• Short task:
Omit the images, then print each record below exactly as it reads.

# Start of Given records

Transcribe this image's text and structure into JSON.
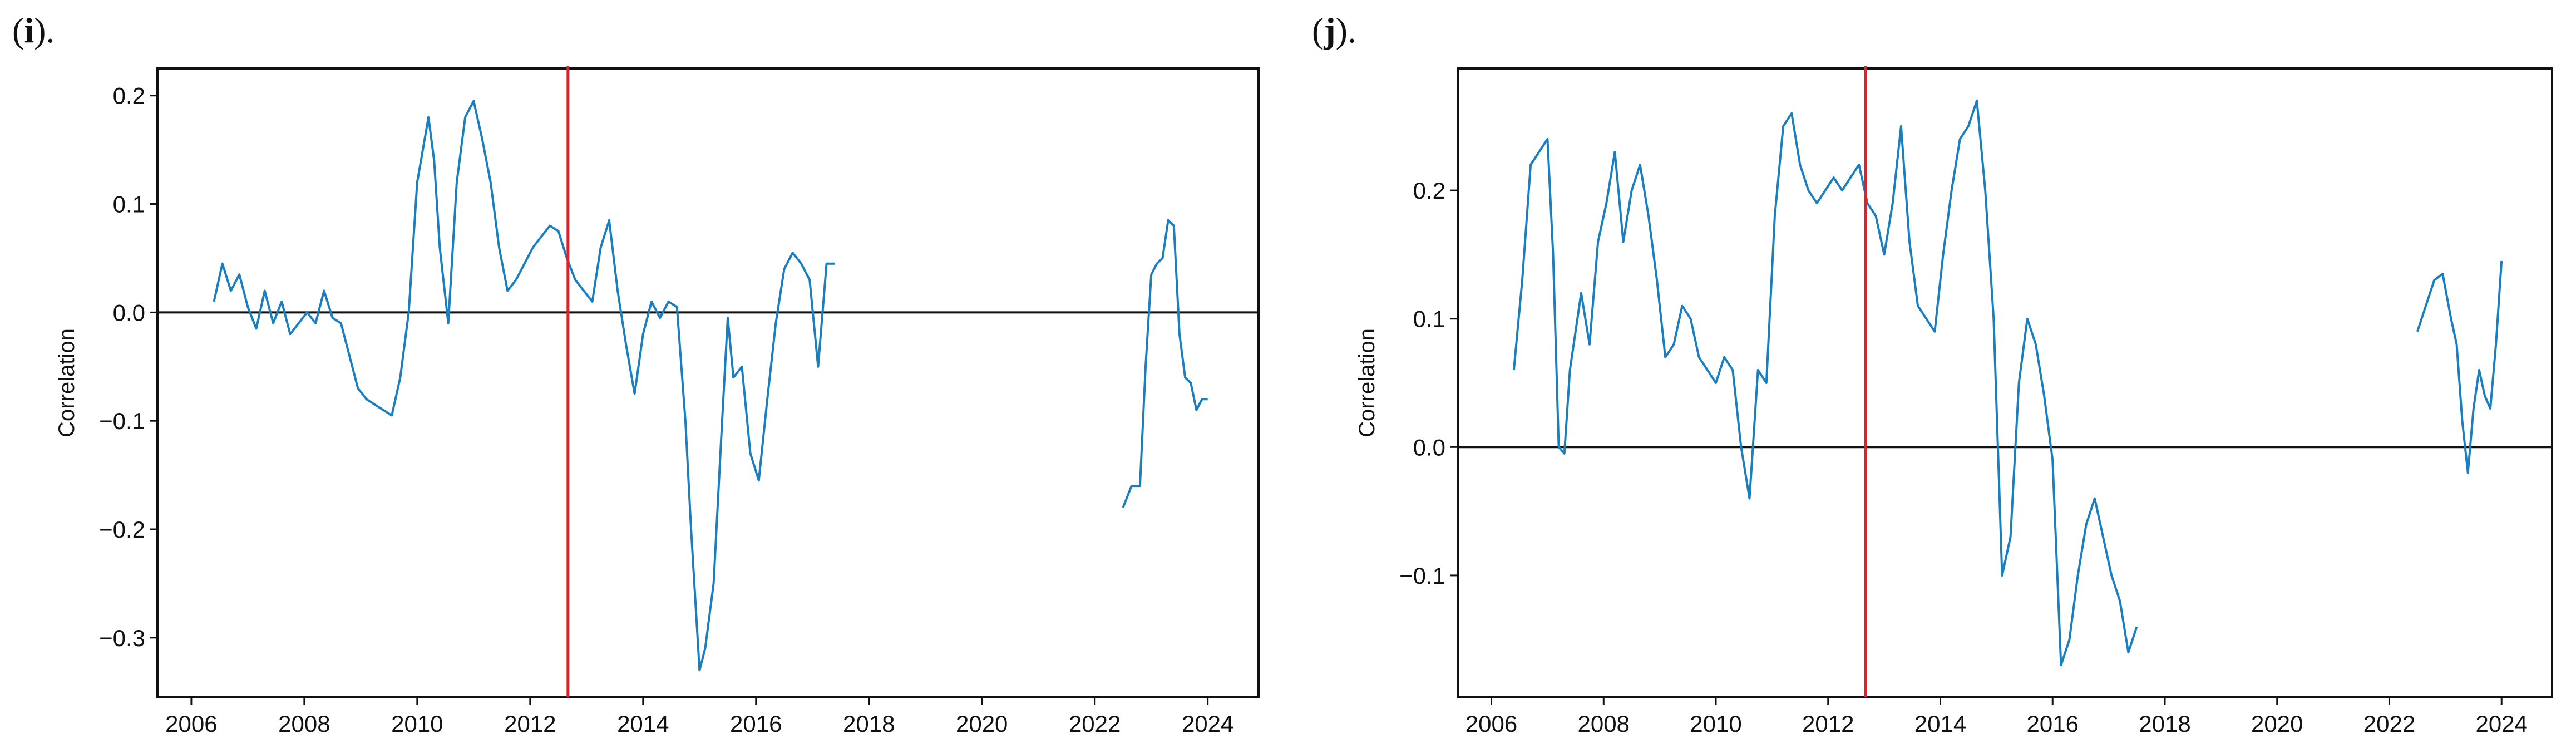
{
  "chart_data": [
    {
      "panel_label": "i",
      "type": "line",
      "ylabel": "Correlation",
      "xlim": [
        2005.4,
        2024.9
      ],
      "ylim": [
        -0.355,
        0.225
      ],
      "xticks": [
        2006,
        2008,
        2010,
        2012,
        2014,
        2016,
        2018,
        2020,
        2022,
        2024
      ],
      "yticks": [
        0.2,
        0.1,
        0.0,
        -0.1,
        -0.2,
        -0.3
      ],
      "ytick_labels": [
        "0.2",
        "0.1",
        "0.0",
        "−0.1",
        "−0.2",
        "−0.3"
      ],
      "vline_x": 2012.67,
      "hline_y": 0.0,
      "colors": {
        "series": "#1a7fc1",
        "vline": "#e0202a",
        "hline": "#111111"
      },
      "series": [
        {
          "x": [
            2006.4,
            2006.55,
            2006.7,
            2006.85,
            2007.0,
            2007.15,
            2007.3,
            2007.45,
            2007.6,
            2007.75,
            2007.9,
            2008.05,
            2008.2,
            2008.35,
            2008.5,
            2008.65,
            2008.8,
            2008.95,
            2009.1,
            2009.25,
            2009.4,
            2009.55,
            2009.7,
            2009.85,
            2010.0,
            2010.1,
            2010.2,
            2010.3,
            2010.4,
            2010.55,
            2010.7,
            2010.85,
            2011.0,
            2011.15,
            2011.3,
            2011.45,
            2011.6,
            2011.75,
            2011.9,
            2012.05,
            2012.2,
            2012.35,
            2012.5,
            2012.65,
            2012.8,
            2012.95,
            2013.1,
            2013.25,
            2013.4,
            2013.55,
            2013.7,
            2013.85,
            2014.0,
            2014.15,
            2014.3,
            2014.45,
            2014.6,
            2014.75,
            2014.85,
            2015.0,
            2015.1,
            2015.25,
            2015.4,
            2015.5,
            2015.6,
            2015.75,
            2015.9,
            2016.05,
            2016.2,
            2016.35,
            2016.5,
            2016.65,
            2016.8,
            2016.95,
            2017.1,
            2017.25,
            2017.4
          ],
          "y": [
            0.01,
            0.045,
            0.02,
            0.035,
            0.005,
            -0.015,
            0.02,
            -0.01,
            0.01,
            -0.02,
            -0.01,
            0.0,
            -0.01,
            0.02,
            -0.005,
            -0.01,
            -0.04,
            -0.07,
            -0.08,
            -0.085,
            -0.09,
            -0.095,
            -0.06,
            0.0,
            0.12,
            0.15,
            0.18,
            0.14,
            0.06,
            -0.01,
            0.12,
            0.18,
            0.195,
            0.16,
            0.12,
            0.06,
            0.02,
            0.03,
            0.045,
            0.06,
            0.07,
            0.08,
            0.075,
            0.05,
            0.03,
            0.02,
            0.01,
            0.06,
            0.085,
            0.02,
            -0.03,
            -0.075,
            -0.02,
            0.01,
            -0.005,
            0.01,
            0.005,
            -0.1,
            -0.2,
            -0.33,
            -0.31,
            -0.25,
            -0.1,
            -0.005,
            -0.06,
            -0.05,
            -0.13,
            -0.155,
            -0.08,
            -0.01,
            0.04,
            0.055,
            0.045,
            0.03,
            -0.05,
            0.045,
            0.045
          ]
        },
        {
          "x": [
            2022.5,
            2022.65,
            2022.8,
            2022.9,
            2023.0,
            2023.1,
            2023.2,
            2023.3,
            2023.4,
            2023.5,
            2023.6,
            2023.7,
            2023.8,
            2023.9,
            2024.0
          ],
          "y": [
            -0.18,
            -0.16,
            -0.16,
            -0.05,
            0.035,
            0.045,
            0.05,
            0.085,
            0.08,
            -0.02,
            -0.06,
            -0.065,
            -0.09,
            -0.08,
            -0.08
          ]
        }
      ]
    },
    {
      "panel_label": "j",
      "type": "line",
      "ylabel": "Correlation",
      "xlim": [
        2005.4,
        2024.9
      ],
      "ylim": [
        -0.195,
        0.295
      ],
      "xticks": [
        2006,
        2008,
        2010,
        2012,
        2014,
        2016,
        2018,
        2020,
        2022,
        2024
      ],
      "yticks": [
        0.2,
        0.1,
        0.0,
        -0.1
      ],
      "ytick_labels": [
        "0.2",
        "0.1",
        "0.0",
        "−0.1"
      ],
      "vline_x": 2012.67,
      "hline_y": 0.0,
      "colors": {
        "series": "#1a7fc1",
        "vline": "#e0202a",
        "hline": "#111111"
      },
      "series": [
        {
          "x": [
            2006.4,
            2006.55,
            2006.7,
            2006.85,
            2007.0,
            2007.1,
            2007.2,
            2007.3,
            2007.4,
            2007.5,
            2007.6,
            2007.75,
            2007.9,
            2008.05,
            2008.2,
            2008.35,
            2008.5,
            2008.65,
            2008.8,
            2008.95,
            2009.1,
            2009.25,
            2009.4,
            2009.55,
            2009.7,
            2009.85,
            2010.0,
            2010.15,
            2010.3,
            2010.45,
            2010.6,
            2010.75,
            2010.9,
            2011.05,
            2011.2,
            2011.35,
            2011.5,
            2011.65,
            2011.8,
            2011.95,
            2012.1,
            2012.25,
            2012.4,
            2012.55,
            2012.7,
            2012.85,
            2013.0,
            2013.15,
            2013.3,
            2013.45,
            2013.6,
            2013.75,
            2013.9,
            2014.05,
            2014.2,
            2014.35,
            2014.5,
            2014.65,
            2014.8,
            2014.95,
            2015.1,
            2015.25,
            2015.4,
            2015.55,
            2015.7,
            2015.85,
            2016.0,
            2016.15,
            2016.3,
            2016.45,
            2016.6,
            2016.75,
            2016.9,
            2017.05,
            2017.2,
            2017.35,
            2017.5
          ],
          "y": [
            0.06,
            0.13,
            0.22,
            0.23,
            0.24,
            0.15,
            0.0,
            -0.005,
            0.06,
            0.09,
            0.12,
            0.08,
            0.16,
            0.19,
            0.23,
            0.16,
            0.2,
            0.22,
            0.18,
            0.13,
            0.07,
            0.08,
            0.11,
            0.1,
            0.07,
            0.06,
            0.05,
            0.07,
            0.06,
            0.0,
            -0.04,
            0.06,
            0.05,
            0.18,
            0.25,
            0.26,
            0.22,
            0.2,
            0.19,
            0.2,
            0.21,
            0.2,
            0.21,
            0.22,
            0.19,
            0.18,
            0.15,
            0.19,
            0.25,
            0.16,
            0.11,
            0.1,
            0.09,
            0.15,
            0.2,
            0.24,
            0.25,
            0.27,
            0.2,
            0.1,
            -0.1,
            -0.07,
            0.05,
            0.1,
            0.08,
            0.04,
            -0.01,
            -0.17,
            -0.15,
            -0.1,
            -0.06,
            -0.04,
            -0.07,
            -0.1,
            -0.12,
            -0.16,
            -0.14
          ]
        },
        {
          "x": [
            2022.5,
            2022.65,
            2022.8,
            2022.95,
            2023.1,
            2023.2,
            2023.3,
            2023.4,
            2023.5,
            2023.6,
            2023.7,
            2023.8,
            2023.9,
            2024.0
          ],
          "y": [
            0.09,
            0.11,
            0.13,
            0.135,
            0.1,
            0.08,
            0.02,
            -0.02,
            0.03,
            0.06,
            0.04,
            0.03,
            0.08,
            0.145
          ]
        }
      ]
    }
  ]
}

# End of Given records

• Finished task:
Transcribe this image's text and structure into JSON.
{
  "chart_data": [
    {
      "panel_label": "i",
      "type": "line",
      "ylabel": "Correlation",
      "xlim": [
        2005.4,
        2024.9
      ],
      "ylim": [
        -0.355,
        0.225
      ],
      "xticks": [
        2006,
        2008,
        2010,
        2012,
        2014,
        2016,
        2018,
        2020,
        2022,
        2024
      ],
      "yticks": [
        0.2,
        0.1,
        0.0,
        -0.1,
        -0.2,
        -0.3
      ],
      "ytick_labels": [
        "0.2",
        "0.1",
        "0.0",
        "−0.1",
        "−0.2",
        "−0.3"
      ],
      "vline_x": 2012.67,
      "hline_y": 0.0,
      "colors": {
        "series": "#1a7fc1",
        "vline": "#e0202a",
        "hline": "#111111"
      },
      "series": [
        {
          "x": [
            2006.4,
            2006.55,
            2006.7,
            2006.85,
            2007.0,
            2007.15,
            2007.3,
            2007.45,
            2007.6,
            2007.75,
            2007.9,
            2008.05,
            2008.2,
            2008.35,
            2008.5,
            2008.65,
            2008.8,
            2008.95,
            2009.1,
            2009.25,
            2009.4,
            2009.55,
            2009.7,
            2009.85,
            2010.0,
            2010.1,
            2010.2,
            2010.3,
            2010.4,
            2010.55,
            2010.7,
            2010.85,
            2011.0,
            2011.15,
            2011.3,
            2011.45,
            2011.6,
            2011.75,
            2011.9,
            2012.05,
            2012.2,
            2012.35,
            2012.5,
            2012.65,
            2012.8,
            2012.95,
            2013.1,
            2013.25,
            2013.4,
            2013.55,
            2013.7,
            2013.85,
            2014.0,
            2014.15,
            2014.3,
            2014.45,
            2014.6,
            2014.75,
            2014.85,
            2015.0,
            2015.1,
            2015.25,
            2015.4,
            2015.5,
            2015.6,
            2015.75,
            2015.9,
            2016.05,
            2016.2,
            2016.35,
            2016.5,
            2016.65,
            2016.8,
            2016.95,
            2017.1,
            2017.25,
            2017.4
          ],
          "y": [
            0.01,
            0.045,
            0.02,
            0.035,
            0.005,
            -0.015,
            0.02,
            -0.01,
            0.01,
            -0.02,
            -0.01,
            0.0,
            -0.01,
            0.02,
            -0.005,
            -0.01,
            -0.04,
            -0.07,
            -0.08,
            -0.085,
            -0.09,
            -0.095,
            -0.06,
            0.0,
            0.12,
            0.15,
            0.18,
            0.14,
            0.06,
            -0.01,
            0.12,
            0.18,
            0.195,
            0.16,
            0.12,
            0.06,
            0.02,
            0.03,
            0.045,
            0.06,
            0.07,
            0.08,
            0.075,
            0.05,
            0.03,
            0.02,
            0.01,
            0.06,
            0.085,
            0.02,
            -0.03,
            -0.075,
            -0.02,
            0.01,
            -0.005,
            0.01,
            0.005,
            -0.1,
            -0.2,
            -0.33,
            -0.31,
            -0.25,
            -0.1,
            -0.005,
            -0.06,
            -0.05,
            -0.13,
            -0.155,
            -0.08,
            -0.01,
            0.04,
            0.055,
            0.045,
            0.03,
            -0.05,
            0.045,
            0.045
          ]
        },
        {
          "x": [
            2022.5,
            2022.65,
            2022.8,
            2022.9,
            2023.0,
            2023.1,
            2023.2,
            2023.3,
            2023.4,
            2023.5,
            2023.6,
            2023.7,
            2023.8,
            2023.9,
            2024.0
          ],
          "y": [
            -0.18,
            -0.16,
            -0.16,
            -0.05,
            0.035,
            0.045,
            0.05,
            0.085,
            0.08,
            -0.02,
            -0.06,
            -0.065,
            -0.09,
            -0.08,
            -0.08
          ]
        }
      ]
    },
    {
      "panel_label": "j",
      "type": "line",
      "ylabel": "Correlation",
      "xlim": [
        2005.4,
        2024.9
      ],
      "ylim": [
        -0.195,
        0.295
      ],
      "xticks": [
        2006,
        2008,
        2010,
        2012,
        2014,
        2016,
        2018,
        2020,
        2022,
        2024
      ],
      "yticks": [
        0.2,
        0.1,
        0.0,
        -0.1
      ],
      "ytick_labels": [
        "0.2",
        "0.1",
        "0.0",
        "−0.1"
      ],
      "vline_x": 2012.67,
      "hline_y": 0.0,
      "colors": {
        "series": "#1a7fc1",
        "vline": "#e0202a",
        "hline": "#111111"
      },
      "series": [
        {
          "x": [
            2006.4,
            2006.55,
            2006.7,
            2006.85,
            2007.0,
            2007.1,
            2007.2,
            2007.3,
            2007.4,
            2007.5,
            2007.6,
            2007.75,
            2007.9,
            2008.05,
            2008.2,
            2008.35,
            2008.5,
            2008.65,
            2008.8,
            2008.95,
            2009.1,
            2009.25,
            2009.4,
            2009.55,
            2009.7,
            2009.85,
            2010.0,
            2010.15,
            2010.3,
            2010.45,
            2010.6,
            2010.75,
            2010.9,
            2011.05,
            2011.2,
            2011.35,
            2011.5,
            2011.65,
            2011.8,
            2011.95,
            2012.1,
            2012.25,
            2012.4,
            2012.55,
            2012.7,
            2012.85,
            2013.0,
            2013.15,
            2013.3,
            2013.45,
            2013.6,
            2013.75,
            2013.9,
            2014.05,
            2014.2,
            2014.35,
            2014.5,
            2014.65,
            2014.8,
            2014.95,
            2015.1,
            2015.25,
            2015.4,
            2015.55,
            2015.7,
            2015.85,
            2016.0,
            2016.15,
            2016.3,
            2016.45,
            2016.6,
            2016.75,
            2016.9,
            2017.05,
            2017.2,
            2017.35,
            2017.5
          ],
          "y": [
            0.06,
            0.13,
            0.22,
            0.23,
            0.24,
            0.15,
            0.0,
            -0.005,
            0.06,
            0.09,
            0.12,
            0.08,
            0.16,
            0.19,
            0.23,
            0.16,
            0.2,
            0.22,
            0.18,
            0.13,
            0.07,
            0.08,
            0.11,
            0.1,
            0.07,
            0.06,
            0.05,
            0.07,
            0.06,
            0.0,
            -0.04,
            0.06,
            0.05,
            0.18,
            0.25,
            0.26,
            0.22,
            0.2,
            0.19,
            0.2,
            0.21,
            0.2,
            0.21,
            0.22,
            0.19,
            0.18,
            0.15,
            0.19,
            0.25,
            0.16,
            0.11,
            0.1,
            0.09,
            0.15,
            0.2,
            0.24,
            0.25,
            0.27,
            0.2,
            0.1,
            -0.1,
            -0.07,
            0.05,
            0.1,
            0.08,
            0.04,
            -0.01,
            -0.17,
            -0.15,
            -0.1,
            -0.06,
            -0.04,
            -0.07,
            -0.1,
            -0.12,
            -0.16,
            -0.14
          ]
        },
        {
          "x": [
            2022.5,
            2022.65,
            2022.8,
            2022.95,
            2023.1,
            2023.2,
            2023.3,
            2023.4,
            2023.5,
            2023.6,
            2023.7,
            2023.8,
            2023.9,
            2024.0
          ],
          "y": [
            0.09,
            0.11,
            0.13,
            0.135,
            0.1,
            0.08,
            0.02,
            -0.02,
            0.03,
            0.06,
            0.04,
            0.03,
            0.08,
            0.145
          ]
        }
      ]
    }
  ]
}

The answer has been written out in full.